# To be done:
Please reproduce the items below, changing each "reel-date" to "reel-posted-date" and leaving all other text the same. Omit the pictures from your answer.

# Coordinate annotation items:
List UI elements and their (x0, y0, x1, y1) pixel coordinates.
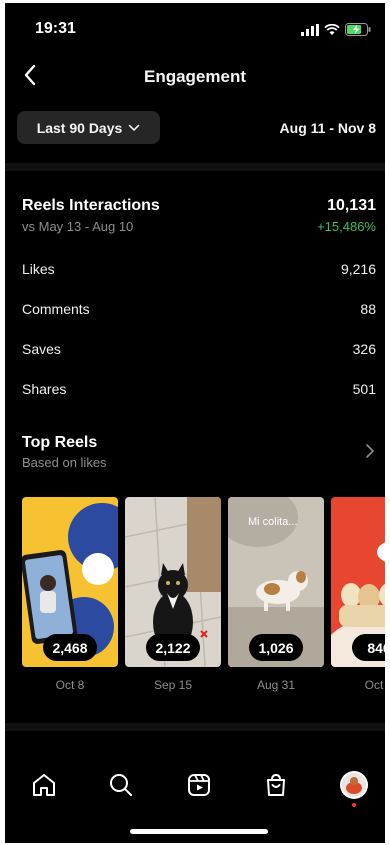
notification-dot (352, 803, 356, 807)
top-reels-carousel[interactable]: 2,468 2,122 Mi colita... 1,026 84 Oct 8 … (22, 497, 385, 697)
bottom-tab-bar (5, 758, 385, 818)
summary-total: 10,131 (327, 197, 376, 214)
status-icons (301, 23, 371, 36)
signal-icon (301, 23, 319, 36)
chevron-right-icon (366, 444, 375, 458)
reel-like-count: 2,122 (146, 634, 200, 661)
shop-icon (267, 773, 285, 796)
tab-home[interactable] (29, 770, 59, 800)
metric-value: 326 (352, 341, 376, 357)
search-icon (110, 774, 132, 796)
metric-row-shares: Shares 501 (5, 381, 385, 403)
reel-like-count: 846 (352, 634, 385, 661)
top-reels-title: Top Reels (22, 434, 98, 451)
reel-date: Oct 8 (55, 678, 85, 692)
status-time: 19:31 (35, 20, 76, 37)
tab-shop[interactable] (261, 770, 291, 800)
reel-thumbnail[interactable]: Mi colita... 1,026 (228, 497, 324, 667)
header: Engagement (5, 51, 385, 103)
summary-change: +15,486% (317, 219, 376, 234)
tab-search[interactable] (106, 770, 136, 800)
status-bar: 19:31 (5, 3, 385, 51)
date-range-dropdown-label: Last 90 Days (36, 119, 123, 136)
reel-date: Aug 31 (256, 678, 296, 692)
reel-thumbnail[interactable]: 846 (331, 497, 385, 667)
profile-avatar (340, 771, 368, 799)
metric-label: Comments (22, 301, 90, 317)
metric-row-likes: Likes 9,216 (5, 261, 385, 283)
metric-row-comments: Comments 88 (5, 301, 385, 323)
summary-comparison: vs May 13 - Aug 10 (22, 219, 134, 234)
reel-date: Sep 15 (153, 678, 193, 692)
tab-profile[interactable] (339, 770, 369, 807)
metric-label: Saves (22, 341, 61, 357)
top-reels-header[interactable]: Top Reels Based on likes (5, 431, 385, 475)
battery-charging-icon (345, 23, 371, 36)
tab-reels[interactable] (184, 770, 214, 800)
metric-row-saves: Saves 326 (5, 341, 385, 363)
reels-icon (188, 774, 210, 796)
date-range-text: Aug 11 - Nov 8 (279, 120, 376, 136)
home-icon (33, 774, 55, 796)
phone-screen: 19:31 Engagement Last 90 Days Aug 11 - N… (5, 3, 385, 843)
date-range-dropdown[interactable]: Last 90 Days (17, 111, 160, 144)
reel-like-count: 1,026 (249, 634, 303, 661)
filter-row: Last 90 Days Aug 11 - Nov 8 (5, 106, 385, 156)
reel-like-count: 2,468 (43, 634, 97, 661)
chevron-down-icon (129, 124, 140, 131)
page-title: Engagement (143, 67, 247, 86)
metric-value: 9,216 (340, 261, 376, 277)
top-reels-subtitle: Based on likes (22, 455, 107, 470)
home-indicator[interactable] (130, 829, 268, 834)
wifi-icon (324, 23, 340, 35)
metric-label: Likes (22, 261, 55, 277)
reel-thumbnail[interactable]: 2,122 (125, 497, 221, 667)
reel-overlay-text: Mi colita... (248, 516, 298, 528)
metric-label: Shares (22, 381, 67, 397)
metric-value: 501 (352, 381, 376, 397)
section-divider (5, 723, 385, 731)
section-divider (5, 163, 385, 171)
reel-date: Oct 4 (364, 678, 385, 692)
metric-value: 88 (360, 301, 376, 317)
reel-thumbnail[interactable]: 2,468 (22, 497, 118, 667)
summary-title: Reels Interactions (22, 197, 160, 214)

# Response to the task:
List UI elements and their (x0, y0, x1, y1) pixel coordinates.
notification-dot (352, 803, 356, 807)
top-reels-carousel[interactable]: 2,468 2,122 Mi colita... 1,026 84 Oct 8 … (22, 497, 385, 697)
bottom-tab-bar (5, 758, 385, 818)
summary-total: 10,131 (327, 197, 376, 214)
status-icons (301, 23, 371, 36)
signal-icon (301, 23, 319, 36)
chevron-right-icon (366, 444, 375, 458)
reel-like-count: 2,122 (146, 634, 200, 661)
shop-icon (267, 773, 285, 796)
tab-home[interactable] (29, 770, 59, 800)
metric-value: 326 (352, 341, 376, 357)
search-icon (110, 774, 132, 796)
metric-row-shares: Shares 501 (5, 381, 385, 403)
reel-like-count: 846 (352, 634, 385, 661)
top-reels-title: Top Reels (22, 434, 98, 451)
reel-posted-date: Oct 8 (55, 678, 85, 692)
status-time: 19:31 (35, 20, 76, 37)
tab-shop[interactable] (261, 770, 291, 800)
reel-thumbnail[interactable]: Mi colita... 1,026 (228, 497, 324, 667)
header: Engagement (5, 51, 385, 103)
summary-change: +15,486% (317, 219, 376, 234)
tab-search[interactable] (106, 770, 136, 800)
status-bar: 19:31 (5, 3, 385, 51)
date-range-dropdown-label: Last 90 Days (36, 119, 123, 136)
reel-posted-date: Aug 31 (256, 678, 296, 692)
reel-thumbnail[interactable]: 846 (331, 497, 385, 667)
profile-avatar (340, 771, 368, 799)
metric-label: Comments (22, 301, 90, 317)
metric-row-likes: Likes 9,216 (5, 261, 385, 283)
metric-row-comments: Comments 88 (5, 301, 385, 323)
summary-comparison: vs May 13 - Aug 10 (22, 219, 134, 234)
reel-posted-date: Sep 15 (153, 678, 193, 692)
tab-profile[interactable] (339, 770, 369, 807)
metric-label: Saves (22, 341, 61, 357)
top-reels-header[interactable]: Top Reels Based on likes (5, 431, 385, 475)
battery-charging-icon (345, 23, 371, 36)
tab-reels[interactable] (184, 770, 214, 800)
metric-row-saves: Saves 326 (5, 341, 385, 363)
reels-icon (188, 774, 210, 796)
date-range-text: Aug 11 - Nov 8 (279, 120, 376, 136)
home-icon (33, 774, 55, 796)
phone-screen: 19:31 Engagement Last 90 Days Aug 11 - N… (5, 3, 385, 843)
date-range-dropdown[interactable]: Last 90 Days (17, 111, 160, 144)
reel-like-count: 1,026 (249, 634, 303, 661)
filter-row: Last 90 Days Aug 11 - Nov 8 (5, 106, 385, 156)
reel-like-count: 2,468 (43, 634, 97, 661)
chevron-down-icon (129, 124, 140, 131)
page-title: Engagement (143, 67, 247, 86)
metric-value: 9,216 (340, 261, 376, 277)
top-reels-subtitle: Based on likes (22, 455, 107, 470)
home-indicator[interactable] (130, 829, 268, 834)
wifi-icon (324, 23, 340, 35)
metric-label: Likes (22, 261, 55, 277)
reel-thumbnail[interactable]: 2,122 (125, 497, 221, 667)
reel-overlay-text: Mi colita... (248, 516, 298, 528)
metric-label: Shares (22, 381, 67, 397)
metric-value: 501 (352, 381, 376, 397)
section-divider (5, 723, 385, 731)
section-divider (5, 163, 385, 171)
reel-posted-date: Oct 4 (364, 678, 385, 692)
metric-value: 88 (360, 301, 376, 317)
reel-thumbnail[interactable]: 2,468 (22, 497, 118, 667)
summary-title: Reels Interactions (22, 197, 160, 214)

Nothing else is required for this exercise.